═════ Provided entries ═════

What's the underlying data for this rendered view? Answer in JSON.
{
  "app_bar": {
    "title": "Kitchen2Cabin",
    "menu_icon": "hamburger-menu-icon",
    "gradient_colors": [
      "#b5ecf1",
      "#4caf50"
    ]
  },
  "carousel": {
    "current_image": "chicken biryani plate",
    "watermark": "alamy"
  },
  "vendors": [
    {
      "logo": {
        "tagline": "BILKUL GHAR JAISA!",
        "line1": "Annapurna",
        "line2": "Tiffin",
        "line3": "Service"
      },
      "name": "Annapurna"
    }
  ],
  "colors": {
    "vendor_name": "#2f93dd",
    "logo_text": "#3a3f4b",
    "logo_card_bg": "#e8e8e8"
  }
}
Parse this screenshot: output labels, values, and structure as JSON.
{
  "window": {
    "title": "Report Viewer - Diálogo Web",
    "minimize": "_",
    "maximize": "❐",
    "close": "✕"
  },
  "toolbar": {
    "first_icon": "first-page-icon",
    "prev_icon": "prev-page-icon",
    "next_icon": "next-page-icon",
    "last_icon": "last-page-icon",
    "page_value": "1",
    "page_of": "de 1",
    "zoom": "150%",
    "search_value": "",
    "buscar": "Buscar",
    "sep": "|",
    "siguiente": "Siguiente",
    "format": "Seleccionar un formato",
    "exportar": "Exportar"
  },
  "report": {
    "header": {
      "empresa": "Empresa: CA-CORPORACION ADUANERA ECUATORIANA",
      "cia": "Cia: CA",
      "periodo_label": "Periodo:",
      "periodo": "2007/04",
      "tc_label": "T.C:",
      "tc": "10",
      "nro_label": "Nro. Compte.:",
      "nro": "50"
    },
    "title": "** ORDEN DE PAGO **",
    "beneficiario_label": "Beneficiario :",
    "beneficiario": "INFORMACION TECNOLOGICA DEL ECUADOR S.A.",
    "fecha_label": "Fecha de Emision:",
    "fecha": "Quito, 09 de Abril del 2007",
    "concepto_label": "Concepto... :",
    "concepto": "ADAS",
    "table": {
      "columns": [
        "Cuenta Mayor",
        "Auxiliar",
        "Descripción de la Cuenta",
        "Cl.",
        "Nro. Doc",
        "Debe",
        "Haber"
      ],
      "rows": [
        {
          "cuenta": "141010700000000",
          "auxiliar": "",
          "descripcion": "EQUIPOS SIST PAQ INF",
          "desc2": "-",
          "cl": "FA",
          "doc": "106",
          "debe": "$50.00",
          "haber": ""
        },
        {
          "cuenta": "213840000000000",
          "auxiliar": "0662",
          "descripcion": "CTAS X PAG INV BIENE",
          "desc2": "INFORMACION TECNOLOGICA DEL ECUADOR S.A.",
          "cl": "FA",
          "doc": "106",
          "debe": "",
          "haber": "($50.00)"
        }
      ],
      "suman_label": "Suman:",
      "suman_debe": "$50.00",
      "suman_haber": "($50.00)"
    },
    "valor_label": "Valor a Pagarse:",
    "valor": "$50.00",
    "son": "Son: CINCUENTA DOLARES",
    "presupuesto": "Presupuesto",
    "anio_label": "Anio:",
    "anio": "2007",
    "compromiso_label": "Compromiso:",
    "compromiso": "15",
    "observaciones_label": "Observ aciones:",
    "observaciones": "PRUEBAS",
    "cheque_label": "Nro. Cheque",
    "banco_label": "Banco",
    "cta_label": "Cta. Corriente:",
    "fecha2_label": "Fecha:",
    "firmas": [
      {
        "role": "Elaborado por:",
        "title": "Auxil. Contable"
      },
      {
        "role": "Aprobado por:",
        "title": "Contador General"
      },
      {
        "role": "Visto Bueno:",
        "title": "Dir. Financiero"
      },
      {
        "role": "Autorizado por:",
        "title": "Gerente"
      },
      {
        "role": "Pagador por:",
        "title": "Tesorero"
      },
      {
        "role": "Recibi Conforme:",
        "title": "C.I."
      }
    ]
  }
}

═════

| Task brief |
Reproduce the material above, every line of it, exactly.

| Solution |
What's the underlying data for this rendered view? Answer in JSON.
{
  "app_bar": {
    "title": "Kitchen2Cabin",
    "menu_icon": "hamburger-menu-icon",
    "gradient_colors": [
      "#b5ecf1",
      "#4caf50"
    ]
  },
  "carousel": {
    "current_image": "chicken biryani plate",
    "watermark": "alamy"
  },
  "vendors": [
    {
      "logo": {
        "tagline": "BILKUL GHAR JAISA!",
        "line1": "Annapurna",
        "line2": "Tiffin",
        "line3": "Service"
      },
      "name": "Annapurna"
    }
  ],
  "colors": {
    "vendor_name": "#2f93dd",
    "logo_text": "#3a3f4b",
    "logo_card_bg": "#e8e8e8"
  }
}
Parse this screenshot: output labels, values, and structure as JSON.
{
  "window": {
    "title": "Report Viewer - Diálogo Web",
    "minimize": "_",
    "maximize": "❐",
    "close": "✕"
  },
  "toolbar": {
    "first_icon": "first-page-icon",
    "prev_icon": "prev-page-icon",
    "next_icon": "next-page-icon",
    "last_icon": "last-page-icon",
    "page_value": "1",
    "page_of": "de 1",
    "zoom": "150%",
    "search_value": "",
    "buscar": "Buscar",
    "sep": "|",
    "siguiente": "Siguiente",
    "format": "Seleccionar un formato",
    "exportar": "Exportar"
  },
  "report": {
    "header": {
      "empresa": "Empresa: CA-CORPORACION ADUANERA ECUATORIANA",
      "cia": "Cia: CA",
      "periodo_label": "Periodo:",
      "periodo": "2007/04",
      "tc_label": "T.C:",
      "tc": "10",
      "nro_label": "Nro. Compte.:",
      "nro": "50"
    },
    "title": "** ORDEN DE PAGO **",
    "beneficiario_label": "Beneficiario :",
    "beneficiario": "INFORMACION TECNOLOGICA DEL ECUADOR S.A.",
    "fecha_label": "Fecha de Emision:",
    "fecha": "Quito, 09 de Abril del 2007",
    "concepto_label": "Concepto... :",
    "concepto": "ADAS",
    "table": {
      "columns": [
        "Cuenta Mayor",
        "Auxiliar",
        "Descripción de la Cuenta",
        "Cl.",
        "Nro. Doc",
        "Debe",
        "Haber"
      ],
      "rows": [
        {
          "cuenta": "141010700000000",
          "auxiliar": "",
          "descripcion": "EQUIPOS SIST PAQ INF",
          "desc2": "-",
          "cl": "FA",
          "doc": "106",
          "debe": "$50.00",
          "haber": ""
        },
        {
          "cuenta": "213840000000000",
          "auxiliar": "0662",
          "descripcion": "CTAS X PAG INV BIENE",
          "desc2": "INFORMACION TECNOLOGICA DEL ECUADOR S.A.",
          "cl": "FA",
          "doc": "106",
          "debe": "",
          "haber": "($50.00)"
        }
      ],
      "suman_label": "Suman:",
      "suman_debe": "$50.00",
      "suman_haber": "($50.00)"
    },
    "valor_label": "Valor a Pagarse:",
    "valor": "$50.00",
    "son": "Son: CINCUENTA DOLARES",
    "presupuesto": "Presupuesto",
    "anio_label": "Anio:",
    "anio": "2007",
    "compromiso_label": "Compromiso:",
    "compromiso": "15",
    "observaciones_label": "Observ aciones:",
    "observaciones": "PRUEBAS",
    "cheque_label": "Nro. Cheque",
    "banco_label": "Banco",
    "cta_label": "Cta. Corriente:",
    "fecha2_label": "Fecha:",
    "firmas": [
      {
        "role": "Elaborado por:",
        "title": "Auxil. Contable"
      },
      {
        "role": "Aprobado por:",
        "title": "Contador General"
      },
      {
        "role": "Visto Bueno:",
        "title": "Dir. Financiero"
      },
      {
        "role": "Autorizado por:",
        "title": "Gerente"
      },
      {
        "role": "Pagador por:",
        "title": "Tesorero"
      },
      {
        "role": "Recibi Conforme:",
        "title": "C.I."
      }
    ]
  }
}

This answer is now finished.